* _Provided entries_
____________
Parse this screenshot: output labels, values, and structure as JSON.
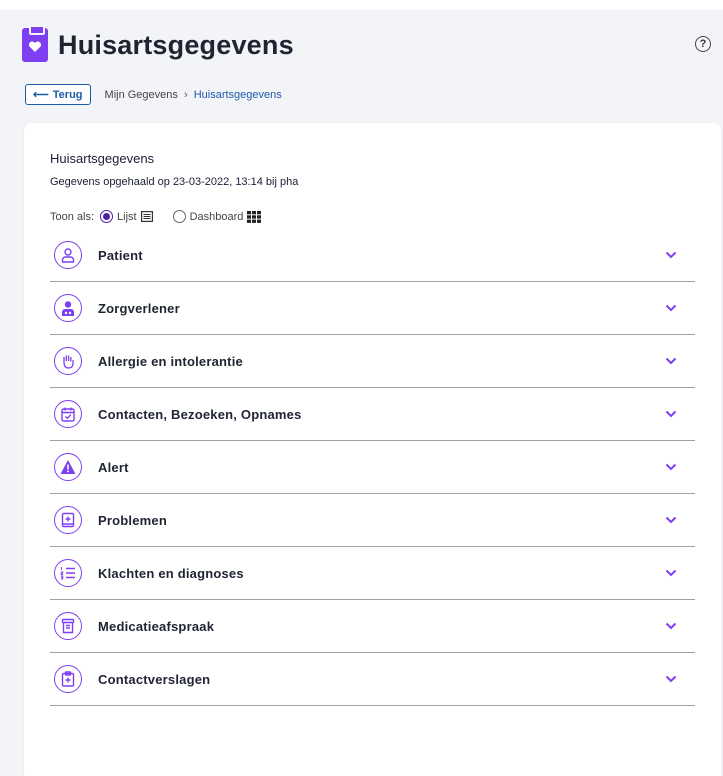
{
  "header": {
    "title": "Huisartsgegevens",
    "help_label": "?"
  },
  "breadcrumb": {
    "back_label": "Terug",
    "root": "Mijn Gegevens",
    "separator": "›",
    "current": "Huisartsgegevens"
  },
  "card": {
    "title": "Huisartsgegevens",
    "subtitle": "Gegevens opgehaald op 23-03-2022, 13:14 bij pha",
    "view_label": "Toon als:",
    "view_options": [
      {
        "label": "Lijst",
        "selected": true,
        "icon": "list-icon"
      },
      {
        "label": "Dashboard",
        "selected": false,
        "icon": "grid-icon"
      }
    ]
  },
  "sections": [
    {
      "label": "Patient",
      "icon": "person-icon"
    },
    {
      "label": "Zorgverlener",
      "icon": "doctor-icon"
    },
    {
      "label": "Allergie en intolerantie",
      "icon": "hand-icon"
    },
    {
      "label": "Contacten, Bezoeken, Opnames",
      "icon": "calendar-check-icon"
    },
    {
      "label": "Alert",
      "icon": "warning-icon"
    },
    {
      "label": "Problemen",
      "icon": "medical-book-icon"
    },
    {
      "label": "Klachten en diagnoses",
      "icon": "numbered-list-icon"
    },
    {
      "label": "Medicatieafspraak",
      "icon": "medicine-jar-icon"
    },
    {
      "label": "Contactverslagen",
      "icon": "medical-clipboard-icon"
    }
  ],
  "colors": {
    "accent": "#7e3ff2",
    "link": "#1e5aa8",
    "radio": "#4a1fa8"
  }
}
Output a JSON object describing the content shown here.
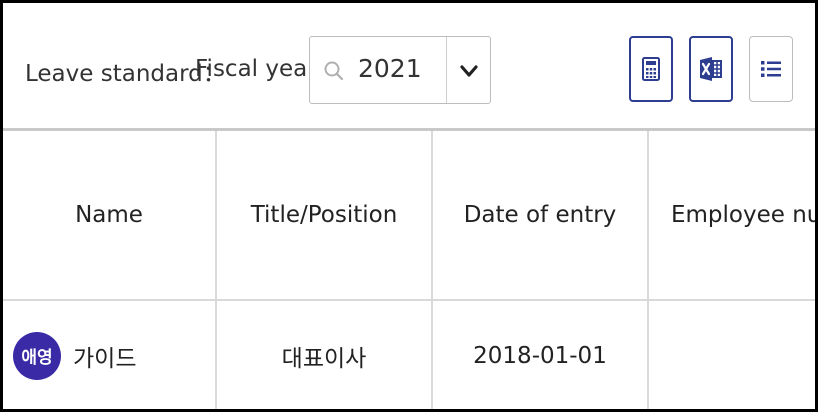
{
  "toolbar": {
    "leave_standard_label": "Leave standard：",
    "leave_standard_value": "Fiscal year",
    "year_select": {
      "value": "2021"
    },
    "buttons": {
      "calculator": "calculator-icon",
      "excel": "excel-icon",
      "list": "list-icon"
    }
  },
  "table": {
    "headers": [
      "Name",
      "Title/Position",
      "Date of entry",
      "Employee numb"
    ],
    "rows": [
      {
        "avatar": "애영",
        "name": "가이드",
        "title": "대표이사",
        "date_of_entry": "2018-01-01",
        "employee_number": ""
      }
    ]
  },
  "colors": {
    "accent": "#2d3d8f",
    "avatar_bg": "#3a2aa6",
    "border": "#d9d9d9"
  }
}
____________
* _What this task involves_
Omit each picture, then return all of the listing exactly as it stands.

* _Task solution_
Parse this screenshot: output labels, values, and structure as JSON.
{
  "header": {
    "title": "Huisartsgegevens",
    "help_label": "?"
  },
  "breadcrumb": {
    "back_label": "Terug",
    "root": "Mijn Gegevens",
    "separator": "›",
    "current": "Huisartsgegevens"
  },
  "card": {
    "title": "Huisartsgegevens",
    "subtitle": "Gegevens opgehaald op 23-03-2022, 13:14 bij pha",
    "view_label": "Toon als:",
    "view_options": [
      {
        "label": "Lijst",
        "selected": true,
        "icon": "list-icon"
      },
      {
        "label": "Dashboard",
        "selected": false,
        "icon": "grid-icon"
      }
    ]
  },
  "sections": [
    {
      "label": "Patient",
      "icon": "person-icon"
    },
    {
      "label": "Zorgverlener",
      "icon": "doctor-icon"
    },
    {
      "label": "Allergie en intolerantie",
      "icon": "hand-icon"
    },
    {
      "label": "Contacten, Bezoeken, Opnames",
      "icon": "calendar-check-icon"
    },
    {
      "label": "Alert",
      "icon": "warning-icon"
    },
    {
      "label": "Problemen",
      "icon": "medical-book-icon"
    },
    {
      "label": "Klachten en diagnoses",
      "icon": "numbered-list-icon"
    },
    {
      "label": "Medicatieafspraak",
      "icon": "medicine-jar-icon"
    },
    {
      "label": "Contactverslagen",
      "icon": "medical-clipboard-icon"
    }
  ],
  "colors": {
    "accent": "#7e3ff2",
    "link": "#1e5aa8",
    "radio": "#4a1fa8"
  }
}
Output a JSON object describing the content shown here.
{
  "toolbar": {
    "leave_standard_label": "Leave standard：",
    "leave_standard_value": "Fiscal year",
    "year_select": {
      "value": "2021"
    },
    "buttons": {
      "calculator": "calculator-icon",
      "excel": "excel-icon",
      "list": "list-icon"
    }
  },
  "table": {
    "headers": [
      "Name",
      "Title/Position",
      "Date of entry",
      "Employee numb"
    ],
    "rows": [
      {
        "avatar": "애영",
        "name": "가이드",
        "title": "대표이사",
        "date_of_entry": "2018-01-01",
        "employee_number": ""
      }
    ]
  },
  "colors": {
    "accent": "#2d3d8f",
    "avatar_bg": "#3a2aa6",
    "border": "#d9d9d9"
  }
}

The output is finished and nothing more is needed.